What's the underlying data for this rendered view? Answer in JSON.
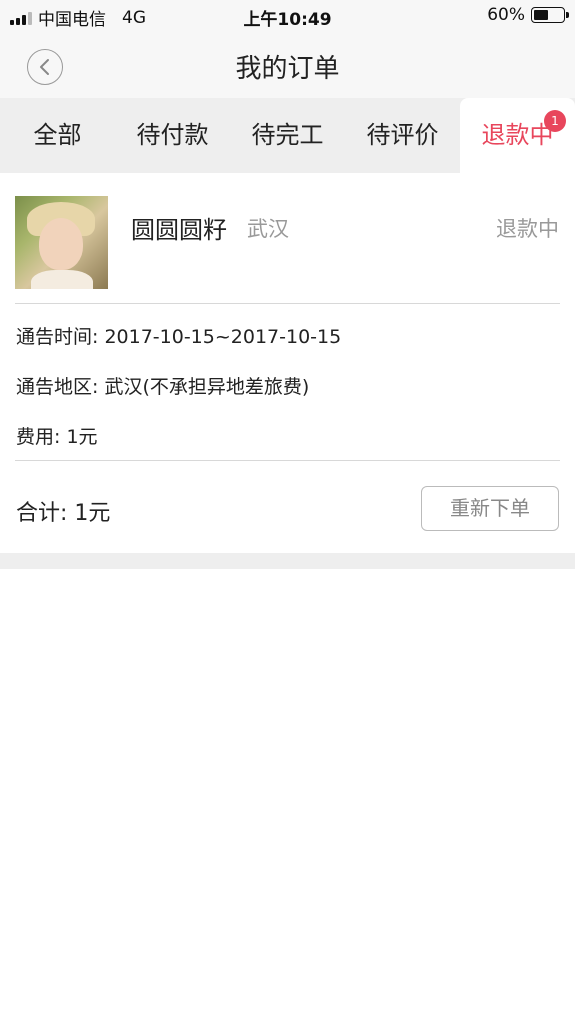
{
  "status_bar": {
    "carrier": "中国电信",
    "network": "4G",
    "time": "上午10:49",
    "battery": "60%",
    "battery_level": 0.6
  },
  "header": {
    "title": "我的订单"
  },
  "tabs": [
    {
      "label": "全部"
    },
    {
      "label": "待付款"
    },
    {
      "label": "待完工"
    },
    {
      "label": "待评价"
    },
    {
      "label": "退款中",
      "badge": "1",
      "active": true
    }
  ],
  "order": {
    "model_name": "圆圆圆籽",
    "city": "武汉",
    "status": "退款中",
    "time_label": "通告时间: 2017-10-15~2017-10-15",
    "location_label": "通告地区: 武汉(不承担异地差旅费)",
    "fee_label": "费用: 1元",
    "total_label": "合计: 1元",
    "reorder_button": "重新下单"
  },
  "colors": {
    "accent": "#e8465c",
    "background": "#eeeeee"
  }
}
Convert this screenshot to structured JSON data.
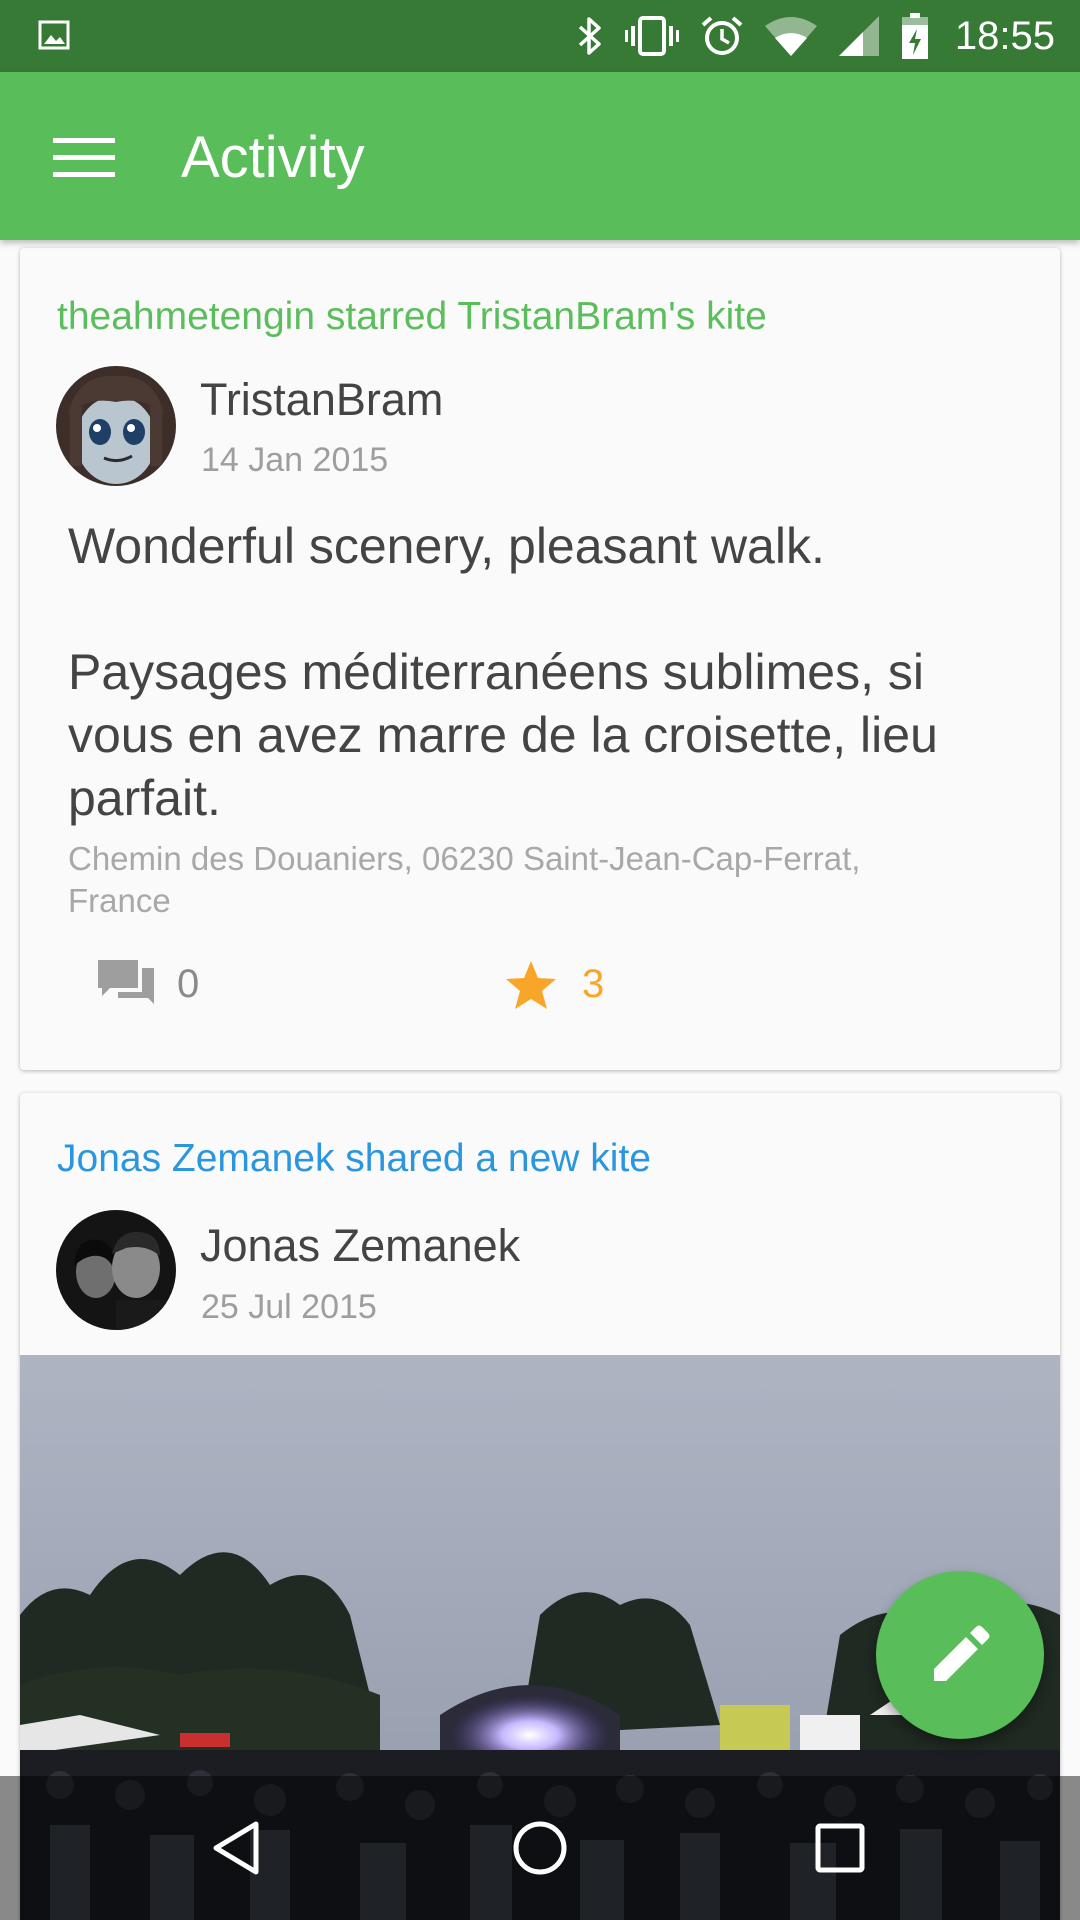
{
  "status_bar": {
    "time": "18:55",
    "color": "#377a36",
    "icons": [
      "image-icon",
      "bluetooth-icon",
      "vibrate-icon",
      "alarm-icon",
      "wifi-icon",
      "signal-icon",
      "battery-charging-icon"
    ]
  },
  "app_bar": {
    "title": "Activity",
    "color": "#59bd59"
  },
  "feed": [
    {
      "activity": "theahmetengin starred TristanBram's kite",
      "user": "TristanBram",
      "date": "14 Jan 2015",
      "text": "Wonderful scenery, pleasant walk.\n\nPaysages méditerranéens sublimes, si vous en avez marre de la croisette, lieu parfait.",
      "location": "Chemin des Douaniers, 06230 Saint-Jean-Cap-Ferrat, France",
      "comments": "0",
      "stars": "3"
    },
    {
      "activity": "Jonas Zemanek shared a new kite",
      "user": "Jonas Zemanek",
      "date": "25 Jul 2015",
      "image": "concert-photo"
    }
  ],
  "fab": {
    "icon": "pencil-icon"
  },
  "nav_bar": {
    "icons": [
      "back-icon",
      "home-icon",
      "recents-icon"
    ]
  }
}
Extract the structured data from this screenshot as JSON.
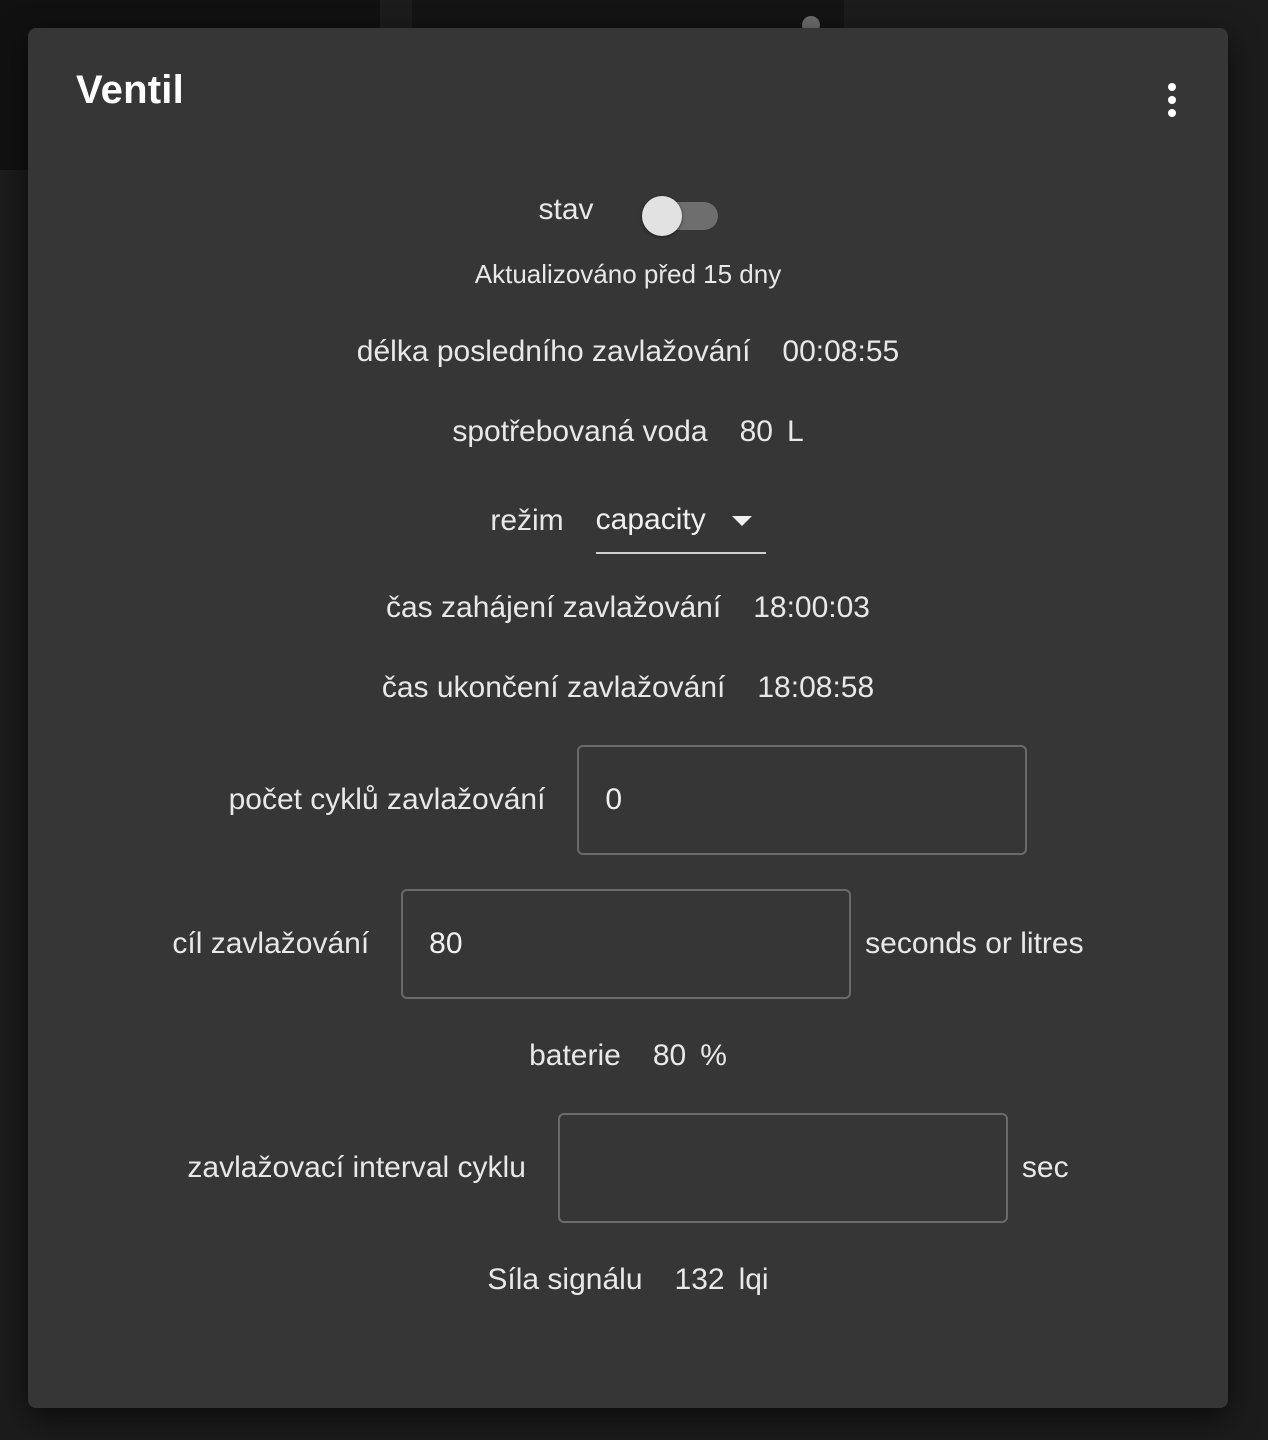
{
  "dialog": {
    "title": "Ventil",
    "menu_icon": "more-vertical-icon"
  },
  "state": {
    "label": "stav",
    "toggle_on": false,
    "updated": "Aktualizováno před 15 dny"
  },
  "last_duration": {
    "label": "délka posledního zavlažování",
    "value": "00:08:55"
  },
  "water_used": {
    "label": "spotřebovaná voda",
    "value": "80",
    "unit": "L"
  },
  "mode": {
    "label": "režim",
    "value": "capacity"
  },
  "start_time": {
    "label": "čas zahájení zavlažování",
    "value": "18:00:03"
  },
  "end_time": {
    "label": "čas ukončení zavlažování",
    "value": "18:08:58"
  },
  "cycles": {
    "label": "počet cyklů zavlažování",
    "value": "0"
  },
  "target": {
    "label": "cíl zavlažování",
    "value": "80",
    "unit": "seconds or litres"
  },
  "battery": {
    "label": "baterie",
    "value": "80",
    "unit": "%"
  },
  "cycle_interval": {
    "label": "zavlažovací interval cyklu",
    "value": "",
    "unit": "sec"
  },
  "signal": {
    "label": "Síla signálu",
    "value": "132",
    "unit": "lqi"
  },
  "colors": {
    "dialog_bg": "#363636",
    "page_bg": "#1c1c1c",
    "text": "#e8e8e8",
    "field_border": "#6a6a6a"
  }
}
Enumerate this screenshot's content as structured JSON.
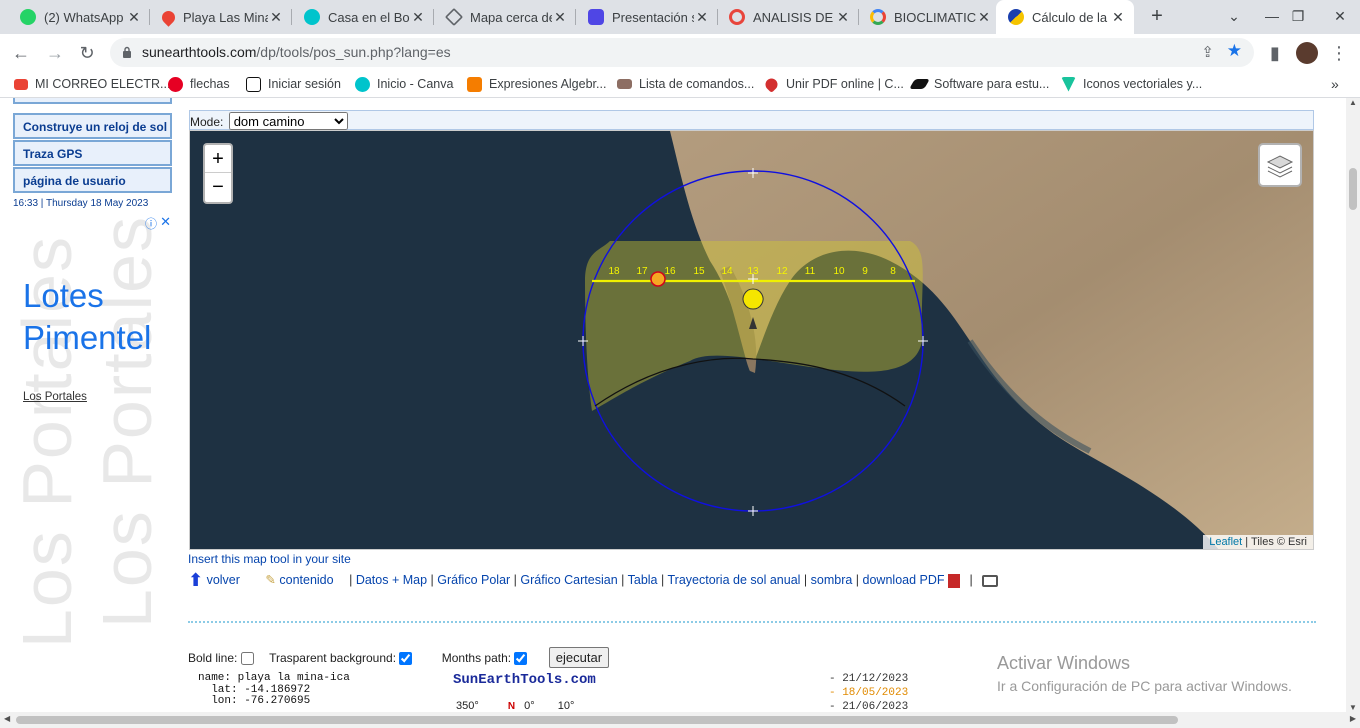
{
  "tabs": [
    {
      "title": "(2) WhatsApp",
      "icon": "whatsapp-icon",
      "color": "#25d366"
    },
    {
      "title": "Playa Las Minas",
      "icon": "maps-pin-icon",
      "color": "#ea4335"
    },
    {
      "title": "Casa en el Bosque",
      "icon": "canva-icon",
      "color": "#00c4cc"
    },
    {
      "title": "Mapa cerca de",
      "icon": "cube-icon",
      "color": "#5f6368"
    },
    {
      "title": "Presentación s",
      "icon": "presentation-icon",
      "color": "#4f46e5"
    },
    {
      "title": "ANALISIS DE T",
      "icon": "target-icon",
      "color": "#e8453c"
    },
    {
      "title": "BIOCLIMATICA",
      "icon": "google-icon",
      "color": "#4285f4"
    },
    {
      "title": "Cálculo de la p",
      "icon": "sun-path-icon",
      "color": "#f5c400"
    }
  ],
  "address": {
    "domain": "sunearthtools.com",
    "path": "/dp/tools/pos_sun.php?lang=es"
  },
  "bookmarks": [
    {
      "label": "MI CORREO ELECTR...",
      "icon": "gmail-icon",
      "color": "#ea4335"
    },
    {
      "label": "flechas",
      "icon": "pinterest-icon",
      "color": "#e60023"
    },
    {
      "label": "Iniciar sesión",
      "icon": "notion-icon",
      "color": "#111111"
    },
    {
      "label": "Inicio - Canva",
      "icon": "canva-icon",
      "color": "#00c4cc"
    },
    {
      "label": "Expresiones Algebr...",
      "icon": "blogger-icon",
      "color": "#f57d00"
    },
    {
      "label": "Lista de comandos...",
      "icon": "ship-icon",
      "color": "#8d6e63"
    },
    {
      "label": "Unir PDF online | C...",
      "icon": "heart-icon",
      "color": "#d32f2f"
    },
    {
      "label": "Software para estu...",
      "icon": "autodesk-icon",
      "color": "#111111"
    },
    {
      "label": "Iconos vectoriales y...",
      "icon": "vector-icon",
      "color": "#19c39c"
    }
  ],
  "sidebar": {
    "items": [
      "Construye un reloj de sol",
      "Traza GPS",
      "página de usuario"
    ],
    "timestamp": "16:33 | Thursday 18 May 2023",
    "ad": {
      "title_line1": "Lotes",
      "title_line2": "Pimentel",
      "link": "Los Portales",
      "bg_text": "Los Portales"
    }
  },
  "mode": {
    "label": "Mode:",
    "selected": "dom camino"
  },
  "map": {
    "zoom_in": "+",
    "zoom_out": "−",
    "hour_labels": [
      "18",
      "17",
      "16",
      "15",
      "14",
      "13",
      "12",
      "11",
      "10",
      "9",
      "8"
    ],
    "attribution_link": "Leaflet",
    "attribution_text": "| Tiles © Esri"
  },
  "insert_link": "Insert this map tool in your site",
  "nav": {
    "volver": "volver",
    "contenido": "contenido",
    "links": [
      "Datos + Map",
      "Gráfico Polar",
      "Gráfico Cartesian",
      "Tabla",
      "Trayectoria de sol anual",
      "sombra",
      "download PDF"
    ]
  },
  "controls": {
    "bold_line": "Bold line:",
    "transparent_bg": "Trasparent background:",
    "months_path": "Months path:",
    "run": "ejecutar"
  },
  "info": {
    "name": "name: playa la mina-ica",
    "lat": "  lat: -14.186972",
    "lon": "  lon: -76.270695",
    "site": "SunEarthTools.com",
    "deg_350": "350°",
    "north": "N",
    "deg_0": "0°",
    "deg_10": "10°",
    "dates": [
      "- 21/12/2023",
      "- 18/05/2023",
      "- 21/06/2023"
    ],
    "date_colors": [
      "#333333",
      "#e08a00",
      "#333333"
    ]
  },
  "watermark": {
    "title": "Activar Windows",
    "subtitle": "Ir a Configuración de PC para activar Windows."
  }
}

----

- **WORK TO DO**
Exactly reproduce the entries above, minus the pictures.

- **RESULT BELOW**
What's the underlying data for this rendered view? Answer in JSON.
{
  "status_bar": {
    "carrier": "中国电信",
    "network": "4G",
    "time": "上午10:49",
    "battery": "60%",
    "battery_level": 0.6
  },
  "header": {
    "title": "我的订单"
  },
  "tabs": [
    {
      "label": "全部"
    },
    {
      "label": "待付款"
    },
    {
      "label": "待完工"
    },
    {
      "label": "待评价"
    },
    {
      "label": "退款中",
      "badge": "1",
      "active": true
    }
  ],
  "order": {
    "model_name": "圆圆圆籽",
    "city": "武汉",
    "status": "退款中",
    "time_label": "通告时间: 2017-10-15~2017-10-15",
    "location_label": "通告地区: 武汉(不承担异地差旅费)",
    "fee_label": "费用: 1元",
    "total_label": "合计: 1元",
    "reorder_button": "重新下单"
  },
  "colors": {
    "accent": "#e8465c",
    "background": "#eeeeee"
  }
}
Convert this screenshot to structured JSON data.
{
  "status_bar": {
    "time": "18:55",
    "color": "#377a36",
    "icons": [
      "image-icon",
      "bluetooth-icon",
      "vibrate-icon",
      "alarm-icon",
      "wifi-icon",
      "signal-icon",
      "battery-charging-icon"
    ]
  },
  "app_bar": {
    "title": "Activity",
    "color": "#59bd59"
  },
  "feed": [
    {
      "activity": "theahmetengin starred TristanBram's kite",
      "user": "TristanBram",
      "date": "14 Jan 2015",
      "text": "Wonderful scenery, pleasant walk.\n\nPaysages méditerranéens sublimes, si vous en avez marre de la croisette, lieu parfait.",
      "location": "Chemin des Douaniers, 06230 Saint-Jean-Cap-Ferrat, France",
      "comments": "0",
      "stars": "3"
    },
    {
      "activity": "Jonas Zemanek shared a new kite",
      "user": "Jonas Zemanek",
      "date": "25 Jul 2015",
      "image": "concert-photo"
    }
  ],
  "fab": {
    "icon": "pencil-icon"
  },
  "nav_bar": {
    "icons": [
      "back-icon",
      "home-icon",
      "recents-icon"
    ]
  }
}
Extract the structured data from this screenshot as JSON.
{
  "dialog": {
    "title": "Ventil",
    "menu_icon": "more-vertical-icon"
  },
  "state": {
    "label": "stav",
    "toggle_on": false,
    "updated": "Aktualizováno před 15 dny"
  },
  "last_duration": {
    "label": "délka posledního zavlažování",
    "value": "00:08:55"
  },
  "water_used": {
    "label": "spotřebovaná voda",
    "value": "80",
    "unit": "L"
  },
  "mode": {
    "label": "režim",
    "value": "capacity"
  },
  "start_time": {
    "label": "čas zahájení zavlažování",
    "value": "18:00:03"
  },
  "end_time": {
    "label": "čas ukončení zavlažování",
    "value": "18:08:58"
  },
  "cycles": {
    "label": "počet cyklů zavlažování",
    "value": "0"
  },
  "target": {
    "label": "cíl zavlažování",
    "value": "80",
    "unit": "seconds or litres"
  },
  "battery": {
    "label": "baterie",
    "value": "80",
    "unit": "%"
  },
  "cycle_interval": {
    "label": "zavlažovací interval cyklu",
    "value": "",
    "unit": "sec"
  },
  "signal": {
    "label": "Síla signálu",
    "value": "132",
    "unit": "lqi"
  },
  "colors": {
    "dialog_bg": "#363636",
    "page_bg": "#1c1c1c",
    "text": "#e8e8e8",
    "field_border": "#6a6a6a"
  }
}
Enumerate this screenshot's content as structured JSON.
{
  "tabs": [
    {
      "title": "(2) WhatsApp",
      "icon": "whatsapp-icon",
      "color": "#25d366"
    },
    {
      "title": "Playa Las Minas",
      "icon": "maps-pin-icon",
      "color": "#ea4335"
    },
    {
      "title": "Casa en el Bosque",
      "icon": "canva-icon",
      "color": "#00c4cc"
    },
    {
      "title": "Mapa cerca de",
      "icon": "cube-icon",
      "color": "#5f6368"
    },
    {
      "title": "Presentación s",
      "icon": "presentation-icon",
      "color": "#4f46e5"
    },
    {
      "title": "ANALISIS DE T",
      "icon": "target-icon",
      "color": "#e8453c"
    },
    {
      "title": "BIOCLIMATICA",
      "icon": "google-icon",
      "color": "#4285f4"
    },
    {
      "title": "Cálculo de la p",
      "icon": "sun-path-icon",
      "color": "#f5c400"
    }
  ],
  "address": {
    "domain": "sunearthtools.com",
    "path": "/dp/tools/pos_sun.php?lang=es"
  },
  "bookmarks": [
    {
      "label": "MI CORREO ELECTR...",
      "icon": "gmail-icon",
      "color": "#ea4335"
    },
    {
      "label": "flechas",
      "icon": "pinterest-icon",
      "color": "#e60023"
    },
    {
      "label": "Iniciar sesión",
      "icon": "notion-icon",
      "color": "#111111"
    },
    {
      "label": "Inicio - Canva",
      "icon": "canva-icon",
      "color": "#00c4cc"
    },
    {
      "label": "Expresiones Algebr...",
      "icon": "blogger-icon",
      "color": "#f57d00"
    },
    {
      "label": "Lista de comandos...",
      "icon": "ship-icon",
      "color": "#8d6e63"
    },
    {
      "label": "Unir PDF online | C...",
      "icon": "heart-icon",
      "color": "#d32f2f"
    },
    {
      "label": "Software para estu...",
      "icon": "autodesk-icon",
      "color": "#111111"
    },
    {
      "label": "Iconos vectoriales y...",
      "icon": "vector-icon",
      "color": "#19c39c"
    }
  ],
  "sidebar": {
    "items": [
      "Construye un reloj de sol",
      "Traza GPS",
      "página de usuario"
    ],
    "timestamp": "16:33 | Thursday 18 May 2023",
    "ad": {
      "title_line1": "Lotes",
      "title_line2": "Pimentel",
      "link": "Los Portales",
      "bg_text": "Los Portales"
    }
  },
  "mode": {
    "label": "Mode:",
    "selected": "dom camino"
  },
  "map": {
    "zoom_in": "+",
    "zoom_out": "−",
    "hour_labels": [
      "18",
      "17",
      "16",
      "15",
      "14",
      "13",
      "12",
      "11",
      "10",
      "9",
      "8"
    ],
    "attribution_link": "Leaflet",
    "attribution_text": "| Tiles © Esri"
  },
  "insert_link": "Insert this map tool in your site",
  "nav": {
    "volver": "volver",
    "contenido": "contenido",
    "links": [
      "Datos + Map",
      "Gráfico Polar",
      "Gráfico Cartesian",
      "Tabla",
      "Trayectoria de sol anual",
      "sombra",
      "download PDF"
    ]
  },
  "controls": {
    "bold_line": "Bold line:",
    "transparent_bg": "Trasparent background:",
    "months_path": "Months path:",
    "run": "ejecutar"
  },
  "info": {
    "name": "name: playa la mina-ica",
    "lat": "  lat: -14.186972",
    "lon": "  lon: -76.270695",
    "site": "SunEarthTools.com",
    "deg_350": "350°",
    "north": "N",
    "deg_0": "0°",
    "deg_10": "10°",
    "dates": [
      "- 21/12/2023",
      "- 18/05/2023",
      "- 21/06/2023"
    ],
    "date_colors": [
      "#333333",
      "#e08a00",
      "#333333"
    ]
  },
  "watermark": {
    "title": "Activar Windows",
    "subtitle": "Ir a Configuración de PC para activar Windows."
  }
}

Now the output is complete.